The Cobblers' Bridge or the Shoemakers' Bridge ( or ) is a pedestrian bridge crossing the river Ljubljanica in Ljubljana, the capital of Slovenia. It connects two major areas of medieval Ljubljana. It is decorated by two kinds of pillars, the Corinthian pillars which delineate the shape of the bridge itself and the Ionic pillars as lamp-bearers.

History
It is one of the oldest bridges crossing the river in Ljubljana, and dates back to at least the 13th century. In the Middle Ages it was known as the Upper Bridge (). It started as a wooden bridge with a butchers shop on it, but the stench from the meat was so strong that the Emperor at the time paid to have them relocated. Shoemakers were the new occupiers of their booths, so the bridge gained its present name. The bridge has been reconstructed on numerous occasions throughout its long history due to floods or fires, and in 1867 a cast-iron bridge, named Hradecky Bridge after a former mayor of Ljubljana, was built and later relocated.

● **Records shown**
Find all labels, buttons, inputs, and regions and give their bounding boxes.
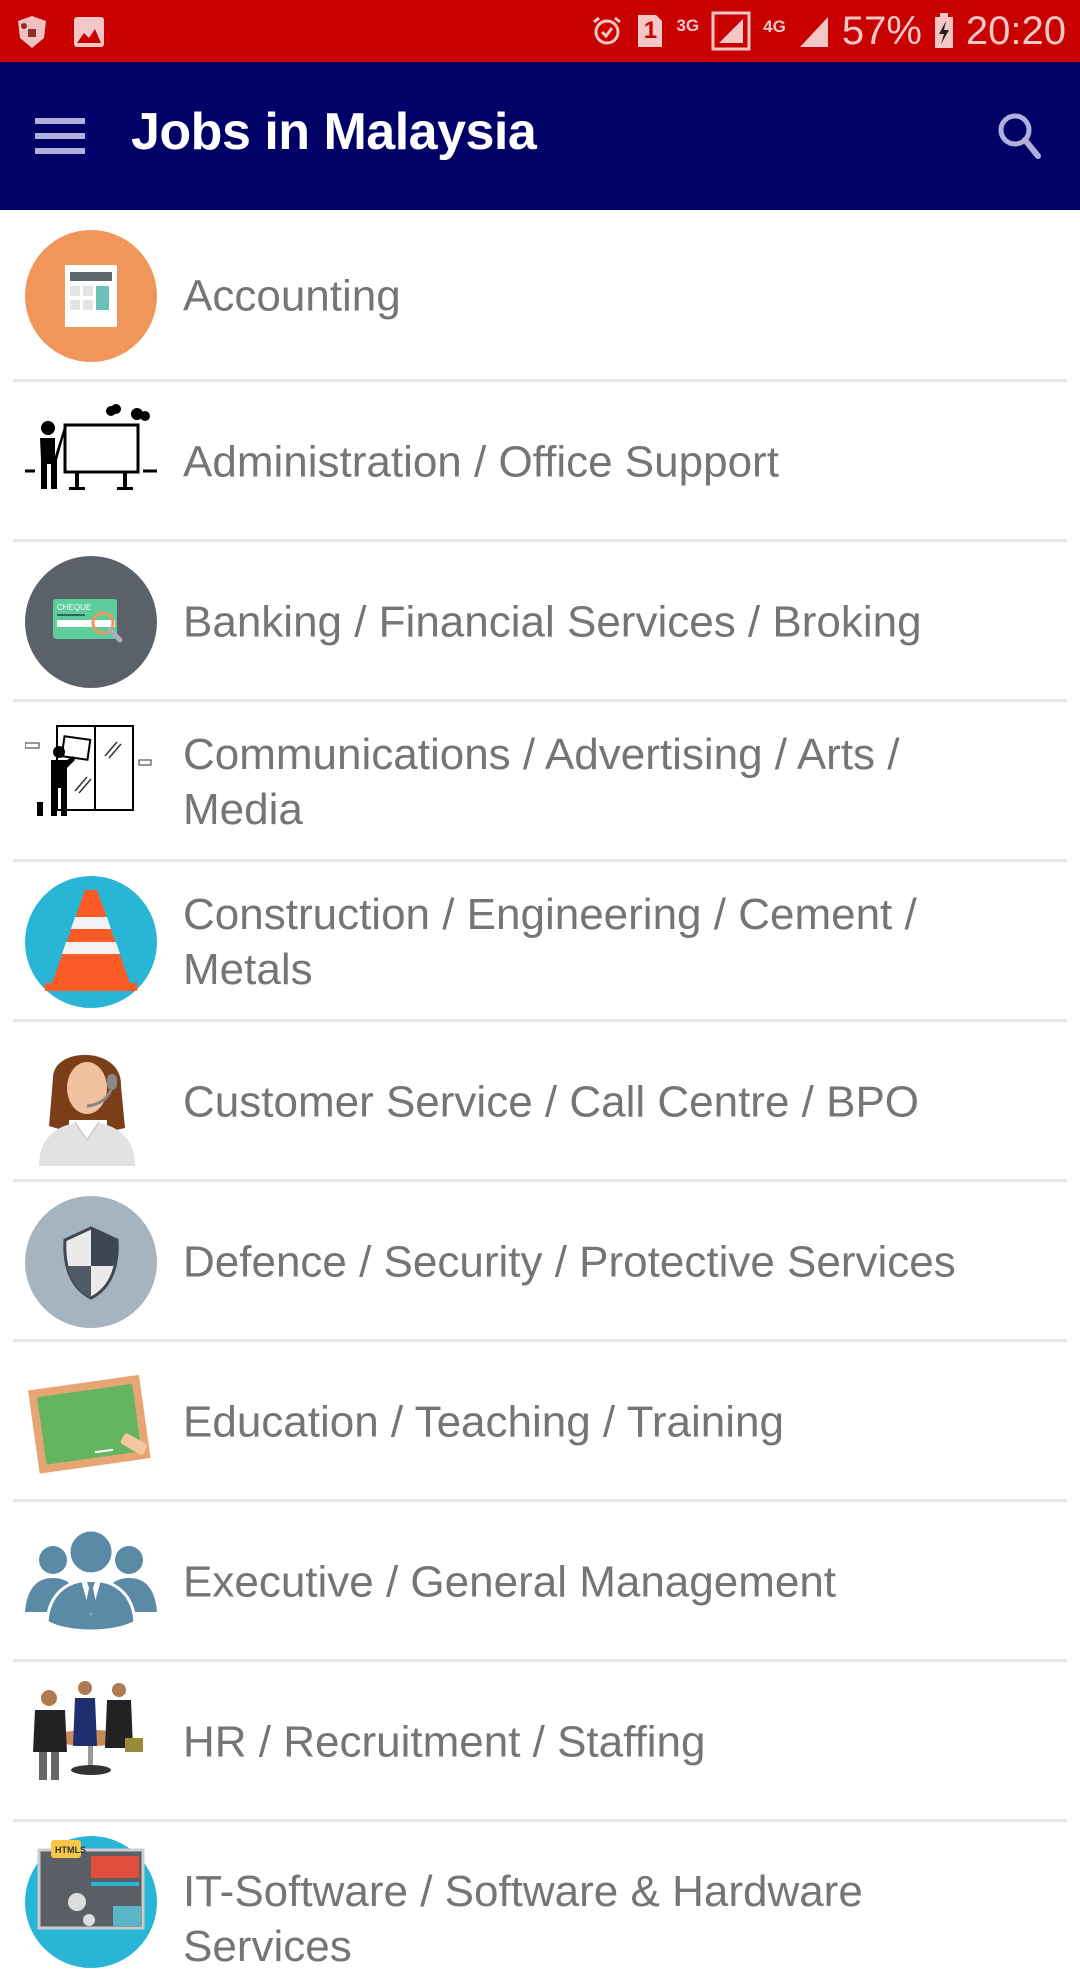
* * *
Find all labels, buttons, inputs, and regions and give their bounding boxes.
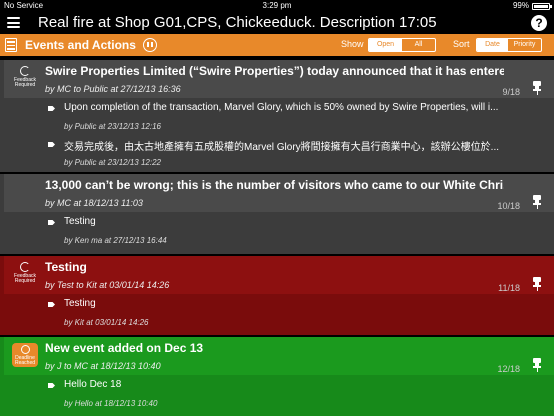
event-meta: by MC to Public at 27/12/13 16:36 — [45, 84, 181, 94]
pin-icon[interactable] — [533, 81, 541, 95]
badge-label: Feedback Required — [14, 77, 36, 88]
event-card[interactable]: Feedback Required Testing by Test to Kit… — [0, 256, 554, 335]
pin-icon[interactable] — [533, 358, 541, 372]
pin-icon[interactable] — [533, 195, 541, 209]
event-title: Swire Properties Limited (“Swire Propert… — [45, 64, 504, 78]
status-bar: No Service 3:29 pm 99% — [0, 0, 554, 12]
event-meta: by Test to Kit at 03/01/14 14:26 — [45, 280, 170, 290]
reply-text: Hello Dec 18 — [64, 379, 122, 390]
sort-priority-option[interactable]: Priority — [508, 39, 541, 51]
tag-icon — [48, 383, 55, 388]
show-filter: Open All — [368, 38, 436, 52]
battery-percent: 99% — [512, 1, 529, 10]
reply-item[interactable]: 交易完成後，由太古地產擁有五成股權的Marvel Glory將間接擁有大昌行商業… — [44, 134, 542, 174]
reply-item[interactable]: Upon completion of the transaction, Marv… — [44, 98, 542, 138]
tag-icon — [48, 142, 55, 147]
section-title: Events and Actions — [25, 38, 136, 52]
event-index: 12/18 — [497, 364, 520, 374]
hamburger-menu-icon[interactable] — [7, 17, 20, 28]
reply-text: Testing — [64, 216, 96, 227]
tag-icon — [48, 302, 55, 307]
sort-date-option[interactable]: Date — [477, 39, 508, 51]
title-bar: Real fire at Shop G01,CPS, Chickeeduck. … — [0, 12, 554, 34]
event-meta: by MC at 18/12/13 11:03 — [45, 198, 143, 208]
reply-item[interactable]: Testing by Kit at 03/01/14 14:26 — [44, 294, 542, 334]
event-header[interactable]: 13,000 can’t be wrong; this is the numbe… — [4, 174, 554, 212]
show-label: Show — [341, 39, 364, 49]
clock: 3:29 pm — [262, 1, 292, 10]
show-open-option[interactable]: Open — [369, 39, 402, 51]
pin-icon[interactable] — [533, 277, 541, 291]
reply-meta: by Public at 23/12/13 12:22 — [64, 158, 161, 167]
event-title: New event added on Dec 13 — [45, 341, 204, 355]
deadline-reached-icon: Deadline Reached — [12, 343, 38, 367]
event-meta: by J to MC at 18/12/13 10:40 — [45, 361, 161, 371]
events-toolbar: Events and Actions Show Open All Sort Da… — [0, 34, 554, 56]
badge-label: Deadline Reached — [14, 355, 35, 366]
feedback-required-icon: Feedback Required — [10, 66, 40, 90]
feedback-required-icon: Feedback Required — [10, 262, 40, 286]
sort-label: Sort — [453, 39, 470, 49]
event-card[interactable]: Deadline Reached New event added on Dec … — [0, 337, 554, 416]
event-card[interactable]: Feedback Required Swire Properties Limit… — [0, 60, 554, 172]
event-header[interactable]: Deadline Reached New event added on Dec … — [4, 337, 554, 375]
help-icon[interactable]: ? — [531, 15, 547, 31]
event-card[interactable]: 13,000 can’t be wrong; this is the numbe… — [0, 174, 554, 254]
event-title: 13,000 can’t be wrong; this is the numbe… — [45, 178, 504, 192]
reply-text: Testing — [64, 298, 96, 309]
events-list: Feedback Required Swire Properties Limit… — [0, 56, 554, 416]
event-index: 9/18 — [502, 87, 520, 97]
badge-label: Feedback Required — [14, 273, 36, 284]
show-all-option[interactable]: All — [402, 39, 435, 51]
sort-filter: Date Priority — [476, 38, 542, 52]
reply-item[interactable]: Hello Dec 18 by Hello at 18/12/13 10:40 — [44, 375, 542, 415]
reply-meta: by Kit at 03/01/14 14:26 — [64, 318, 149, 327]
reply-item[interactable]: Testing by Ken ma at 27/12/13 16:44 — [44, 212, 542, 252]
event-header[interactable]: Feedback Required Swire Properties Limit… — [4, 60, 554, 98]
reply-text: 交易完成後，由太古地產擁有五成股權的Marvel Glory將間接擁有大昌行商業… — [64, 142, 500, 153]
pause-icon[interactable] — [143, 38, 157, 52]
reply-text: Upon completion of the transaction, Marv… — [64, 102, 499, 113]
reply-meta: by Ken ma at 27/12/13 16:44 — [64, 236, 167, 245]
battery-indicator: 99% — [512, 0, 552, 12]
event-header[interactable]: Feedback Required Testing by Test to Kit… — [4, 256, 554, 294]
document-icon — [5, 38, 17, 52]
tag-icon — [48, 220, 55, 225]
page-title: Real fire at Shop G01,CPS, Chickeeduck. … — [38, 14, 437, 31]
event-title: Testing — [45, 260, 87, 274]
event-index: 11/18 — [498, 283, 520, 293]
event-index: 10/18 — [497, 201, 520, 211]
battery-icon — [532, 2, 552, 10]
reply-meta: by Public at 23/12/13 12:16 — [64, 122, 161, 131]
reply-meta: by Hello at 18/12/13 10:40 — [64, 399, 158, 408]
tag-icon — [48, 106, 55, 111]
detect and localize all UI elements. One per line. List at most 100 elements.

● **Tasks to complete**
**A.** According to the text on the Cobblers' Bridge, what was the bridge called in the Middle Ages?
**B.** Summarize the text on the Cobblers' Bridge in two sentences.
**C.** Reproduce a passage of the text on the Cobblers' Bridge word for word. Begin at the words "The Cobblers' Bridge" and stop after "pillars as lamp-bearers.".

● **Solutions to the tasks**
**A.** The Upper Bridge.

**B.** The Cobblers' Bridge is a pedestrian bridge over the Ljubljanica in Ljubljana, Slovenia, decorated with Corinthian and Ionic pillars and dating back to at least the 13th century. It began as a wooden bridge with a butchers shop, which was relocated because of the stench of the meat, and the shoemakers who took over the booths gave the bridge its present name.

**C.**
The Cobblers' Bridge or the Shoemakers' Bridge ( or ) is a pedestrian bridge crossing the river Ljubljanica in Ljubljana, the capital of Slovenia. It connects two major areas of medieval Ljubljana. It is decorated by two kinds of pillars, the Corinthian pillars which delineate the shape of the bridge itself and the Ionic pillars as lamp-bearers.